_Task inputs_:
** Begin **

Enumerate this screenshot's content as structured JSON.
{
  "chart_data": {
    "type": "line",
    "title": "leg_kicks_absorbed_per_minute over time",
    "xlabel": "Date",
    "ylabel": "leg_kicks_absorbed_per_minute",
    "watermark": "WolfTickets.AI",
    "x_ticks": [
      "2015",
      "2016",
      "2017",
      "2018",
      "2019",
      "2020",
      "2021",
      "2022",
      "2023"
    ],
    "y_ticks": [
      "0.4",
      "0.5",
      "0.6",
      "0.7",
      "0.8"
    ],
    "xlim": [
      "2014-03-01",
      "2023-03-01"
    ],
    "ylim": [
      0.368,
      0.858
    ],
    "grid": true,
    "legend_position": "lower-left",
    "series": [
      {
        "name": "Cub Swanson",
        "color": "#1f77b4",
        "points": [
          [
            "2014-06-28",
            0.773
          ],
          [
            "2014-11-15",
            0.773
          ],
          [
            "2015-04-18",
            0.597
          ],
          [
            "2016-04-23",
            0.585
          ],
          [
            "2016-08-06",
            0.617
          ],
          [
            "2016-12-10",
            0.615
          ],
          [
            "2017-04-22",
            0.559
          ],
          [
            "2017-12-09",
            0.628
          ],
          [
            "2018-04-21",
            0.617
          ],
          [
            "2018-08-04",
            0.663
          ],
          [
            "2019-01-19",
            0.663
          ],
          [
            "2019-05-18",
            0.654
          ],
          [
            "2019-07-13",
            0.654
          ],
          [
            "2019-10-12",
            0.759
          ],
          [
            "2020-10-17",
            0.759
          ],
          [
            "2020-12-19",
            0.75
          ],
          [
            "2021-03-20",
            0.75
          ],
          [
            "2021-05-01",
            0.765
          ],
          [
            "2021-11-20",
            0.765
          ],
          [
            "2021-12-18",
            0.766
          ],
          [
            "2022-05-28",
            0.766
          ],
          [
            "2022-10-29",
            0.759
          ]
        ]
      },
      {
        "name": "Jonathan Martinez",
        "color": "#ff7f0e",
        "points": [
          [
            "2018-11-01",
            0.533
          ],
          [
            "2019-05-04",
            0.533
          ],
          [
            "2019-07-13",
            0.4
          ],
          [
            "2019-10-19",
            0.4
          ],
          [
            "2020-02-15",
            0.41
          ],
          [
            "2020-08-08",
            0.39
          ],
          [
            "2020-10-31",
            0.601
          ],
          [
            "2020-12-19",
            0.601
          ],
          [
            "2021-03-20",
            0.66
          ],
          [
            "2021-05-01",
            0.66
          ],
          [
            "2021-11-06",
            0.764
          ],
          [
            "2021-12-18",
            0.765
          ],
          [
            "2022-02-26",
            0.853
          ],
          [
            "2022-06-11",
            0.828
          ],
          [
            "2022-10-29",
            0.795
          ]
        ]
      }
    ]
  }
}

** End **

_Given problem_: Copy down the material exactly as written.

_Solution to this task_:
Enumerate this screenshot's content as structured JSON.
{
  "chart_data": {
    "type": "line",
    "title": "leg_kicks_absorbed_per_minute over time",
    "xlabel": "Date",
    "ylabel": "leg_kicks_absorbed_per_minute",
    "watermark": "WolfTickets.AI",
    "x_ticks": [
      "2015",
      "2016",
      "2017",
      "2018",
      "2019",
      "2020",
      "2021",
      "2022",
      "2023"
    ],
    "y_ticks": [
      "0.4",
      "0.5",
      "0.6",
      "0.7",
      "0.8"
    ],
    "xlim": [
      "2014-03-01",
      "2023-03-01"
    ],
    "ylim": [
      0.368,
      0.858
    ],
    "grid": true,
    "legend_position": "lower-left",
    "series": [
      {
        "name": "Cub Swanson",
        "color": "#1f77b4",
        "points": [
          [
            "2014-06-28",
            0.773
          ],
          [
            "2014-11-15",
            0.773
          ],
          [
            "2015-04-18",
            0.597
          ],
          [
            "2016-04-23",
            0.585
          ],
          [
            "2016-08-06",
            0.617
          ],
          [
            "2016-12-10",
            0.615
          ],
          [
            "2017-04-22",
            0.559
          ],
          [
            "2017-12-09",
            0.628
          ],
          [
            "2018-04-21",
            0.617
          ],
          [
            "2018-08-04",
            0.663
          ],
          [
            "2019-01-19",
            0.663
          ],
          [
            "2019-05-18",
            0.654
          ],
          [
            "2019-07-13",
            0.654
          ],
          [
            "2019-10-12",
            0.759
          ],
          [
            "2020-10-17",
            0.759
          ],
          [
            "2020-12-19",
            0.75
          ],
          [
            "2021-03-20",
            0.75
          ],
          [
            "2021-05-01",
            0.765
          ],
          [
            "2021-11-20",
            0.765
          ],
          [
            "2021-12-18",
            0.766
          ],
          [
            "2022-05-28",
            0.766
          ],
          [
            "2022-10-29",
            0.759
          ]
        ]
      },
      {
        "name": "Jonathan Martinez",
        "color": "#ff7f0e",
        "points": [
          [
            "2018-11-01",
            0.533
          ],
          [
            "2019-05-04",
            0.533
          ],
          [
            "2019-07-13",
            0.4
          ],
          [
            "2019-10-19",
            0.4
          ],
          [
            "2020-02-15",
            0.41
          ],
          [
            "2020-08-08",
            0.39
          ],
          [
            "2020-10-31",
            0.601
          ],
          [
            "2020-12-19",
            0.601
          ],
          [
            "2021-03-20",
            0.66
          ],
          [
            "2021-05-01",
            0.66
          ],
          [
            "2021-11-06",
            0.764
          ],
          [
            "2021-12-18",
            0.765
          ],
          [
            "2022-02-26",
            0.853
          ],
          [
            "2022-06-11",
            0.828
          ],
          [
            "2022-10-29",
            0.795
          ]
        ]
      }
    ]
  }
}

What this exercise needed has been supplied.